:: EJERCICIO ESCRITO ::
Por favor, cita sin cambios el fragmento del artículo sobre Juan Rulfo, más abajo, que se abre con las palabras "Los autores que" y se cierra con "de la escritura.".

Una mentira que dice la verdad

Una mentira que dice la verdad: el espacio crítico de Juan Rulfo

Roberto Bernal

 

Su más reciente libro en este tema es Ladridos, astros, agonías. Rilke y Broch en el lector Rulfo (2017). Platicamos con él en relación con el nuevo título de Juan Rulfo, Una mentira que dice la verdad (Editorial RM, México, 2022).

De los diecinueve textos reunidos en Una mentira que dice la verdad, la mayor parte permite advertir a un Juan Rulfo que reflexionó sobre la literatura desde un lugar que Ricardo Piglia llamó “no estabilizado”.

–Para Piglia las otras dos clases de crítica –la periodística y la académica– están ya predeterminadas por lo que él llama “un saber externo” (la sociología, el psicoanálisis, la historia de la literatura, etcétera), mientras que la que él valoraba más, la crítica de los escritores, no tiene tales restricciones sino que, al ser “constructivista” (como la identifica), parte de la obra que un escritor va a tomar como tema de reflexión. El periodista y el académico, agrega Piglia, “interpretan” la obra; el escritor, en cambio, nos dice cómo está construida desde su experiencia como autor: es lo que llama “lugar no estabilizado”, que es sólo personal. Las críticas periodística y académica no pocas veces resultan predecibles; un escritor, en cambio, siempre hace crítica desde su propio e intransferible espacio.

 

Los autores que un escritor admira no son precisamente los que más contribuyen a su trabajo. En el caso de la crítica que elaboró Rulfo, parece que sus reflexiones transitaron entre autores que apreciaba y aquellos que le sugirieron una revisión técnica de la escritura.

:: ÍTEMS PROPORCIONADOS ::
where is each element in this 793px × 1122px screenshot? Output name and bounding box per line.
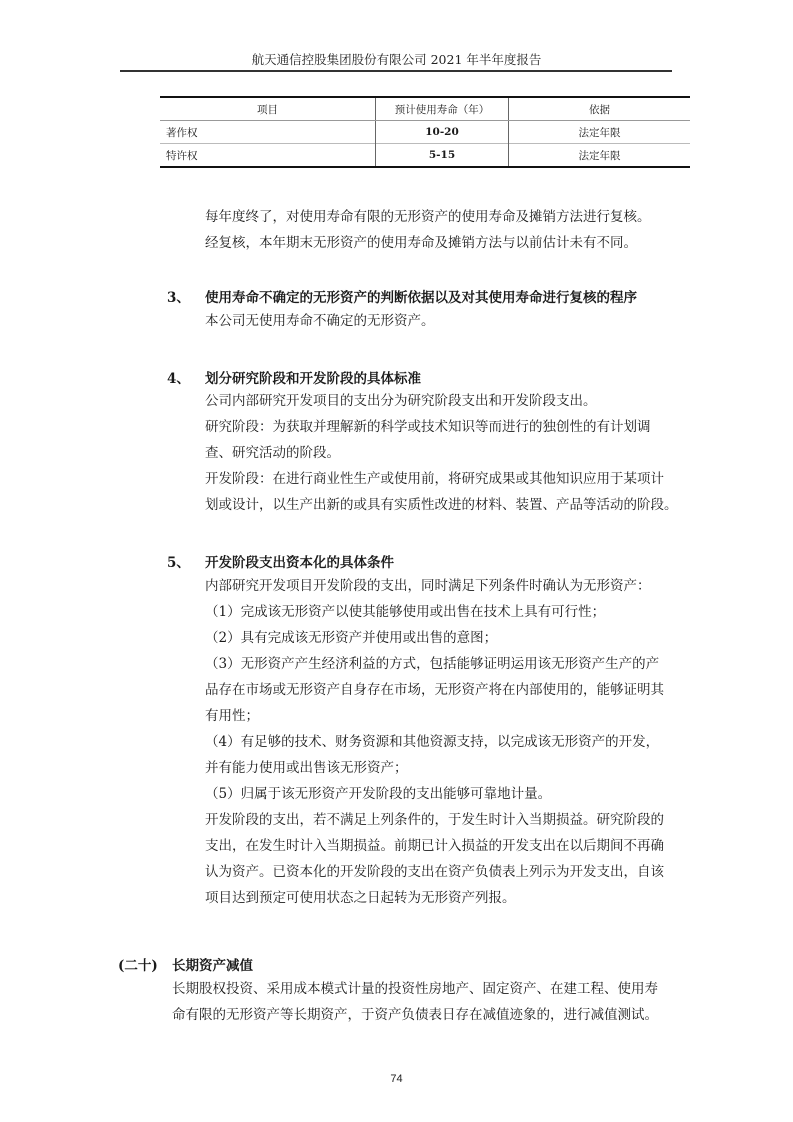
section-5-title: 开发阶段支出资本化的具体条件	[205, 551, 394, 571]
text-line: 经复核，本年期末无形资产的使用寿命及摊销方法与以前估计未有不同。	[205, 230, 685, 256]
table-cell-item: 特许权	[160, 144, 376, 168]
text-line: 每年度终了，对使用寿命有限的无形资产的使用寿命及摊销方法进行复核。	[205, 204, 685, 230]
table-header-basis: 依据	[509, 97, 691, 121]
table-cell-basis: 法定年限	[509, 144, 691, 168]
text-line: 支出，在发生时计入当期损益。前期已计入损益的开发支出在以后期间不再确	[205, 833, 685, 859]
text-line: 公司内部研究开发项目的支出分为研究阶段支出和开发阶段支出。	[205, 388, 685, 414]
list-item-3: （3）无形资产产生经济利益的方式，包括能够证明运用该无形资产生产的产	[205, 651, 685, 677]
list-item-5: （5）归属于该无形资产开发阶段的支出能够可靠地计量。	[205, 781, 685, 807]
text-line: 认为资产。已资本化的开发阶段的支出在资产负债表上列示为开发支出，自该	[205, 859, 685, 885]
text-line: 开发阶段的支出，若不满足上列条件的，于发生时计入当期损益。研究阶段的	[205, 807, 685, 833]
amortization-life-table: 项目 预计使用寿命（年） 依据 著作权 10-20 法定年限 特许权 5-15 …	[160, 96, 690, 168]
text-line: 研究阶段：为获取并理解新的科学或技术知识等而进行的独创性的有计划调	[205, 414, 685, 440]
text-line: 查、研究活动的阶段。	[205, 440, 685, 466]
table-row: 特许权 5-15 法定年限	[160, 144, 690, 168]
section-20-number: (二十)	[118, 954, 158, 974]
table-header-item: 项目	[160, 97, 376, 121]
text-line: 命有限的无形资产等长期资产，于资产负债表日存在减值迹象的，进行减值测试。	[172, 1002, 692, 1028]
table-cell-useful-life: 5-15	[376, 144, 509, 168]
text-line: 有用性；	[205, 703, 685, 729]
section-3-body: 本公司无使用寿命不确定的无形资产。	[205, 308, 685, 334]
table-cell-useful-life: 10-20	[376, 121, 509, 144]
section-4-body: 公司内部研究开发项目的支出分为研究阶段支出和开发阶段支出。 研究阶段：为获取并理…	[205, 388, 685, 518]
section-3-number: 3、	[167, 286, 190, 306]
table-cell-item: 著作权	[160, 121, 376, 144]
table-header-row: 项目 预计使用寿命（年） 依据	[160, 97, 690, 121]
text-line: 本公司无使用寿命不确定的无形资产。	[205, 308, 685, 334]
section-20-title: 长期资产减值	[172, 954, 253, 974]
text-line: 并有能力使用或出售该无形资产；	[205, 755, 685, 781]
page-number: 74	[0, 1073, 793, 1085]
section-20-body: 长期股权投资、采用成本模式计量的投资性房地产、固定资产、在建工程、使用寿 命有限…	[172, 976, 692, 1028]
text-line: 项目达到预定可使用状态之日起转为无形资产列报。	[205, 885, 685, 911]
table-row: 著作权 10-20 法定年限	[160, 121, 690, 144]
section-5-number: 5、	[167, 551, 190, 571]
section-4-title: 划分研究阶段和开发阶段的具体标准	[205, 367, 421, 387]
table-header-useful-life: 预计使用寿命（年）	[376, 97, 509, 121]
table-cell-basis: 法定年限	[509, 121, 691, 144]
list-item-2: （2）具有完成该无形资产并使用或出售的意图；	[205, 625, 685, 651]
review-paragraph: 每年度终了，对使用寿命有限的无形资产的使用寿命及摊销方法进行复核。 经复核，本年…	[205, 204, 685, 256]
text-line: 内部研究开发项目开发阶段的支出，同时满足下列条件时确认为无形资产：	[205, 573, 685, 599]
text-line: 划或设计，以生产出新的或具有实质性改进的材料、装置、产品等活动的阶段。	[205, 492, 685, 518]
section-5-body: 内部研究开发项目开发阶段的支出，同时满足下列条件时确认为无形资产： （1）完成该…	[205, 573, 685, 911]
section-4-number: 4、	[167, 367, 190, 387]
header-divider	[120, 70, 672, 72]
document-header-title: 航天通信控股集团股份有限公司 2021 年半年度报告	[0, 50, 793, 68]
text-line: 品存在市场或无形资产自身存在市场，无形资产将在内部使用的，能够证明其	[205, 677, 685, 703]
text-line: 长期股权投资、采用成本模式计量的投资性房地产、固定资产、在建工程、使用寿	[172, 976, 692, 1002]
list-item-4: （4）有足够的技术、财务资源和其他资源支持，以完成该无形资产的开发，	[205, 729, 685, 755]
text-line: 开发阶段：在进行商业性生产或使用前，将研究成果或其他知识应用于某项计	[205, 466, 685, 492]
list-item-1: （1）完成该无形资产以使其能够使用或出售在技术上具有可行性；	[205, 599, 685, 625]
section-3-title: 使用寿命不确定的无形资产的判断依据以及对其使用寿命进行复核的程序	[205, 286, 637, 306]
* * *
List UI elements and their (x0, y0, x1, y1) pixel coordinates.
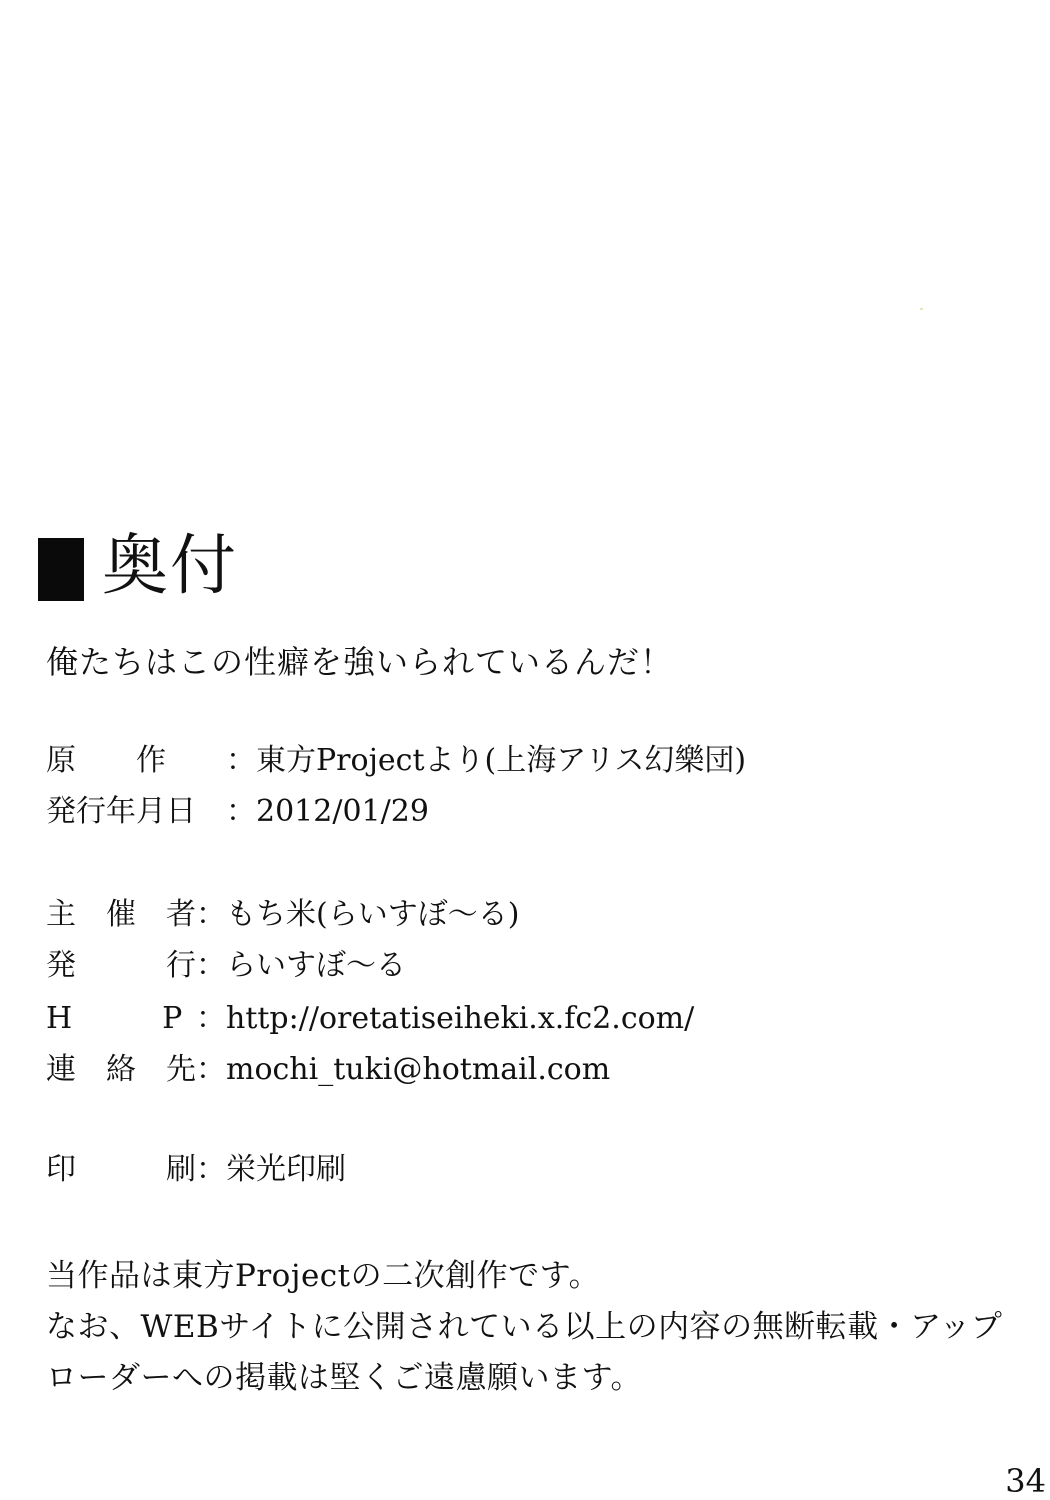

:: RESPUESTA COMPLETA ::
Los autores que un escritor admira no son precisamente los que más contribuyen a su trabajo. En el caso de la crítica que elaboró Rulfo, parece que sus reflexiones transitaron entre autores que apreciaba y aquellos que le sugirieron una revisión técnica de la escritura.